- _Problem_
Copy each line of the records that contains the word "number".

- _Data for processing_
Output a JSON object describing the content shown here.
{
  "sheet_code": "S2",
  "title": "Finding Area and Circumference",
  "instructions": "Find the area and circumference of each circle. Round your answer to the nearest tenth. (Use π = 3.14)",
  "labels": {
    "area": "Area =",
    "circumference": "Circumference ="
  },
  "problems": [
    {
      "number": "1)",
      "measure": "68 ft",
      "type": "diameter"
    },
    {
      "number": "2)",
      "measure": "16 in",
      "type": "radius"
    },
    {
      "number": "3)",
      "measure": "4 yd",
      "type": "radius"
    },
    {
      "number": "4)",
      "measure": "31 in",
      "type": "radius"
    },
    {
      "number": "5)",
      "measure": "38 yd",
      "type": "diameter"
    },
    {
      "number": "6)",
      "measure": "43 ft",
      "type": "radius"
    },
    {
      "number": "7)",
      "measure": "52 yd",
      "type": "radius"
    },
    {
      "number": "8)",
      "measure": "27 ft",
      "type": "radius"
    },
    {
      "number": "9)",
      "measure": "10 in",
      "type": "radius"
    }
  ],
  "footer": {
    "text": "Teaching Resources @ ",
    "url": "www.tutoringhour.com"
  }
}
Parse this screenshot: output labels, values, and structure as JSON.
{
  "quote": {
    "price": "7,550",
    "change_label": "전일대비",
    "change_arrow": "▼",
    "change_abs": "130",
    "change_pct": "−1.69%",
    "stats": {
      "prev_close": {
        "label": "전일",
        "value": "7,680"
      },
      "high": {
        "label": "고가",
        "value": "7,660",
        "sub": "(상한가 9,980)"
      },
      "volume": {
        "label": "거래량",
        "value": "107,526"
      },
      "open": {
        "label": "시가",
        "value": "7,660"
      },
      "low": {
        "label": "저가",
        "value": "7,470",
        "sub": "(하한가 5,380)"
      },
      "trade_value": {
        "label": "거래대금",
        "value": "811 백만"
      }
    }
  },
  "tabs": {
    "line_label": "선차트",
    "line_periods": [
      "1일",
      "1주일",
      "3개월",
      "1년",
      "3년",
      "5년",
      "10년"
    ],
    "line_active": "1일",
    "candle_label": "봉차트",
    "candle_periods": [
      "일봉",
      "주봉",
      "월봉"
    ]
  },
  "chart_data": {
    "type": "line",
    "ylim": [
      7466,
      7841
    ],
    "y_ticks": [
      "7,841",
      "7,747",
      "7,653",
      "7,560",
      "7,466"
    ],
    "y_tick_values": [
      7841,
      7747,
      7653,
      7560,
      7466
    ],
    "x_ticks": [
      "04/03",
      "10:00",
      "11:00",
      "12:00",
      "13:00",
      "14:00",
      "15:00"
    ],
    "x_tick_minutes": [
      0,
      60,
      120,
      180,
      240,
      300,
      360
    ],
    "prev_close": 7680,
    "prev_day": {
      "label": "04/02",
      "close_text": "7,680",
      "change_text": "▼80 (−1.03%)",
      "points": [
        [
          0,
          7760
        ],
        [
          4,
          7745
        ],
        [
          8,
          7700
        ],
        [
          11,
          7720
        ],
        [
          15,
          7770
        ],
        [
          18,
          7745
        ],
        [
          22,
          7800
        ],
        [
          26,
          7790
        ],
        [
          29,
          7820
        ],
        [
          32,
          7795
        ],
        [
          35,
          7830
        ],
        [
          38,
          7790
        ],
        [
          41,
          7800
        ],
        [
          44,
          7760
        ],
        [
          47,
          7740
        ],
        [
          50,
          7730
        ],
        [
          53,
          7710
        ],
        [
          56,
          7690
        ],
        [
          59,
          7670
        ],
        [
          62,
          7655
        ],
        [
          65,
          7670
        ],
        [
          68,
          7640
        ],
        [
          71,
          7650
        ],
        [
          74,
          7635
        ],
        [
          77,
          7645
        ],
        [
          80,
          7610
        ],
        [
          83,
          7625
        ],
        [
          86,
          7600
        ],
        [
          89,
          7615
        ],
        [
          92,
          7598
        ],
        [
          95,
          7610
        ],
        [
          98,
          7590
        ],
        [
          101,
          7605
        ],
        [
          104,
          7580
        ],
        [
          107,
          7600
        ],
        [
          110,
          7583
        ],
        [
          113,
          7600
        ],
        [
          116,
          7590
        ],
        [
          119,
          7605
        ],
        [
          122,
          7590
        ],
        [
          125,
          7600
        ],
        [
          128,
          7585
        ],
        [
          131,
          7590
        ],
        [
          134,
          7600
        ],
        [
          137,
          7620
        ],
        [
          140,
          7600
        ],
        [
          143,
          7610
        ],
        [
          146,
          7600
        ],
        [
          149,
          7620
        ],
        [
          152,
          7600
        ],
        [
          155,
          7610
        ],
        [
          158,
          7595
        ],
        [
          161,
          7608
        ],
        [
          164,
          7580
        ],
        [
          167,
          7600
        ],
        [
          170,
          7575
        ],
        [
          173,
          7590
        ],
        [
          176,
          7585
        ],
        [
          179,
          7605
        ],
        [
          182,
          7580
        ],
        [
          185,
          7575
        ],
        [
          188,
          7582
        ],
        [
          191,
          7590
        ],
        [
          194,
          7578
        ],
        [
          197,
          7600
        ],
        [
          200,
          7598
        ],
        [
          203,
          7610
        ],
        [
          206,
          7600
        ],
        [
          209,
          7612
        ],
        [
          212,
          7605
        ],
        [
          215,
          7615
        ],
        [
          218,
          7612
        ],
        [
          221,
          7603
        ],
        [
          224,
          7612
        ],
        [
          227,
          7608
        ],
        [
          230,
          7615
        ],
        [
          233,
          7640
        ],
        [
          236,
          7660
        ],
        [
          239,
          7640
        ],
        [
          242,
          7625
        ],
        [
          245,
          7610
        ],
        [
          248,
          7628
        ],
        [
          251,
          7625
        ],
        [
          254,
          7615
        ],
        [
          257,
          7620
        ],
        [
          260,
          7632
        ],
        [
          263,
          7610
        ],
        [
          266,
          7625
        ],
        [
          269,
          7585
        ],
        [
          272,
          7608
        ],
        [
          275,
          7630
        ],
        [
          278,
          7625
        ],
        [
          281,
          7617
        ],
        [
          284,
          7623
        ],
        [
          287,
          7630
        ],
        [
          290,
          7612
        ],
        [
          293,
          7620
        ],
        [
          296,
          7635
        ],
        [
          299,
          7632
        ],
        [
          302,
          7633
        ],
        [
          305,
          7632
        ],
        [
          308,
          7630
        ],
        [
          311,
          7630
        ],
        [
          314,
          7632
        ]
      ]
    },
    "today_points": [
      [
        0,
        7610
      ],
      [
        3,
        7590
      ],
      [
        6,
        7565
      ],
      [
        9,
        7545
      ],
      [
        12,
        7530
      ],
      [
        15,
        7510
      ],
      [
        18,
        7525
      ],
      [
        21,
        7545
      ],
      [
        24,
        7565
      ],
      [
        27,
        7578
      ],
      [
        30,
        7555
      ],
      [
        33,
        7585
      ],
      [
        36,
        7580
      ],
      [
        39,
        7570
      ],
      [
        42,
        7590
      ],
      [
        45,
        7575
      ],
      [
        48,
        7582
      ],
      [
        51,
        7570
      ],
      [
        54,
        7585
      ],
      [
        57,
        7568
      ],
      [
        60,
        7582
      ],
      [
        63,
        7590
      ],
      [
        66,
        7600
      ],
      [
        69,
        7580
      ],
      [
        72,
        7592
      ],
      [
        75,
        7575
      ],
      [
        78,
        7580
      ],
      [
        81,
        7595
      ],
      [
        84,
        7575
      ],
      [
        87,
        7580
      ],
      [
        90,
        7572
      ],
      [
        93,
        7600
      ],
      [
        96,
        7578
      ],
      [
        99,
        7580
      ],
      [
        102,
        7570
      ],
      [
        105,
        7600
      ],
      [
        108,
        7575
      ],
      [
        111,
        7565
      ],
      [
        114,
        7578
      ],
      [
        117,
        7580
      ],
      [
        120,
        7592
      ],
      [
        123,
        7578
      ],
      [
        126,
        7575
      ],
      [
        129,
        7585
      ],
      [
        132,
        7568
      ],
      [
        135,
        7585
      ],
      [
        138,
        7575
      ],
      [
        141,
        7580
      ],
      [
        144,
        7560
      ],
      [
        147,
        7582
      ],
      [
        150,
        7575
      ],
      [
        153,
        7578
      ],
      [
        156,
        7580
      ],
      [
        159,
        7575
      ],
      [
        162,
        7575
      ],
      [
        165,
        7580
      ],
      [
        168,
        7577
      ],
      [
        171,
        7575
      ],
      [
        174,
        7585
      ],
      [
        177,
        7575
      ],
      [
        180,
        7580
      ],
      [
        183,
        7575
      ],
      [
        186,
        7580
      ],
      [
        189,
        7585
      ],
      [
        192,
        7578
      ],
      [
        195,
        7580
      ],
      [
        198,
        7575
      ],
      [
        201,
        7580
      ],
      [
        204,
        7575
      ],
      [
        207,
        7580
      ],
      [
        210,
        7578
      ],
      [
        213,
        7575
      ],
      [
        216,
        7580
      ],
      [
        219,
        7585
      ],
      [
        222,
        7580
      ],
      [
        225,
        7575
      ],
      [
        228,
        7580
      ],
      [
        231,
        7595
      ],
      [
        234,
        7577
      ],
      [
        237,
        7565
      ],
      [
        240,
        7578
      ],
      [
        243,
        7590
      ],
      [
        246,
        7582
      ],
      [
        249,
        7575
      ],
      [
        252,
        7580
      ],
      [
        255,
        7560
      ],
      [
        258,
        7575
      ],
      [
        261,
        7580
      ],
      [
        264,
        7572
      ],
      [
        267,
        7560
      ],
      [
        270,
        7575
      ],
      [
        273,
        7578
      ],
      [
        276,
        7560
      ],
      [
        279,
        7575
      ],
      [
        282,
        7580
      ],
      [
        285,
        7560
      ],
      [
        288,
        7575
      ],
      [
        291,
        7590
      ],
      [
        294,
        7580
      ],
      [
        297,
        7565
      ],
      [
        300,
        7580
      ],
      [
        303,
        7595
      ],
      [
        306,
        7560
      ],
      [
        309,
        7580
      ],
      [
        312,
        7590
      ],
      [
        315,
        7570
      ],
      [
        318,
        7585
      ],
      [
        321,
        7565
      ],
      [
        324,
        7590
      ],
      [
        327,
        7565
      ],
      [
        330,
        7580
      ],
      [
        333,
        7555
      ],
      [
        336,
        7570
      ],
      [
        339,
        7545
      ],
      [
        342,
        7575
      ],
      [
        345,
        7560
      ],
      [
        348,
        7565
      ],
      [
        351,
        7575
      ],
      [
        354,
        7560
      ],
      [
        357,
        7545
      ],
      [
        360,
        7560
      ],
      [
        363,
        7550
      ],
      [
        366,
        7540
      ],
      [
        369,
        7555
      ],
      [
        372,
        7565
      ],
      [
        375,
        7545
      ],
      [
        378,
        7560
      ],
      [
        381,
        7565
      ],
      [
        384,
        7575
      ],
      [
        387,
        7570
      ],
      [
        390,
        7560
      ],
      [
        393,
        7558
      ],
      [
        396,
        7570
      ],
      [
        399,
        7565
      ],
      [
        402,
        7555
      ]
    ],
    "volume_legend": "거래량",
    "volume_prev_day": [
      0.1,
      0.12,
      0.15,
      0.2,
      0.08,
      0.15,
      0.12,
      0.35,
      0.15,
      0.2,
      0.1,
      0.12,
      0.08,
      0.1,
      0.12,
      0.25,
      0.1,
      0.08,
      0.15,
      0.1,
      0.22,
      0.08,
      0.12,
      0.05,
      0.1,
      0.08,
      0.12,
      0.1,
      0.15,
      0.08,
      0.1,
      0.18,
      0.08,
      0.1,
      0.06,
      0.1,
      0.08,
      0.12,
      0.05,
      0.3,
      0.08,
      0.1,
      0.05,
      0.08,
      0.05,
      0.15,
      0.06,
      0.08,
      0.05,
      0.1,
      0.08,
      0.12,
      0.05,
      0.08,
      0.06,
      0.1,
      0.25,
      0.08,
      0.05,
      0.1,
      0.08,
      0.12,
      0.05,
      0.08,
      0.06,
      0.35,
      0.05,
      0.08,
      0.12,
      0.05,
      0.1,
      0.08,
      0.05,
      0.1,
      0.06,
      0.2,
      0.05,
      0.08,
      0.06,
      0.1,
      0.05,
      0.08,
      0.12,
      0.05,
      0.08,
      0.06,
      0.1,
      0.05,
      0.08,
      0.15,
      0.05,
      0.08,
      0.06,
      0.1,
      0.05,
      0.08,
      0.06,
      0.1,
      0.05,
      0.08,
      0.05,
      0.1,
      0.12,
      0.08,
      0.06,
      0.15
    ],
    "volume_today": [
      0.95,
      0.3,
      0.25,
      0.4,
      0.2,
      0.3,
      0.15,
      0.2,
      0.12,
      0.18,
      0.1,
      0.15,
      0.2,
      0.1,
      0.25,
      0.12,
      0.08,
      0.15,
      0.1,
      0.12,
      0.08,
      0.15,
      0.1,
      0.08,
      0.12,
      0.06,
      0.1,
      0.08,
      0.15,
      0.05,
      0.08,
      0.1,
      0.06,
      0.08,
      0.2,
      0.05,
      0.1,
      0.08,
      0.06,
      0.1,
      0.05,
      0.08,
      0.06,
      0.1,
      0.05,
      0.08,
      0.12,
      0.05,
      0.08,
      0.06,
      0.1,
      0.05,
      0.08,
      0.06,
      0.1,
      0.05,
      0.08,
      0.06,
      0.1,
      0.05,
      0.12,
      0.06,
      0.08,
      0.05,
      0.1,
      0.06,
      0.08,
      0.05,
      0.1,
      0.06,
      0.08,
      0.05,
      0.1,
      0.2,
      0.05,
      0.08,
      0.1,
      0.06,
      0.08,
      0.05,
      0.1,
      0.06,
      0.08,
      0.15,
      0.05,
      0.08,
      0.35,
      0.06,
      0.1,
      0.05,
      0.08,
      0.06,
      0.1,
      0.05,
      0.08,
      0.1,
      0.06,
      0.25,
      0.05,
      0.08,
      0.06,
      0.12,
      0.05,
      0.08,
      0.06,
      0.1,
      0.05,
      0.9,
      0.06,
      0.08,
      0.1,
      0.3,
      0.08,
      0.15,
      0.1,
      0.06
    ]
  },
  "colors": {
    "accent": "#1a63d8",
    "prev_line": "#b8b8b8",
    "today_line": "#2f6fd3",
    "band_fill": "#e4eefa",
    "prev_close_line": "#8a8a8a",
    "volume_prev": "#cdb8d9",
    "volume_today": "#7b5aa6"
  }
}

- _Answer to this task_
      "number": "1)",
      "number": "2)",
      "number": "3)",
      "number": "4)",
      "number": "5)",
      "number": "6)",
      "number": "7)",
      "number": "8)",
      "number": "9)",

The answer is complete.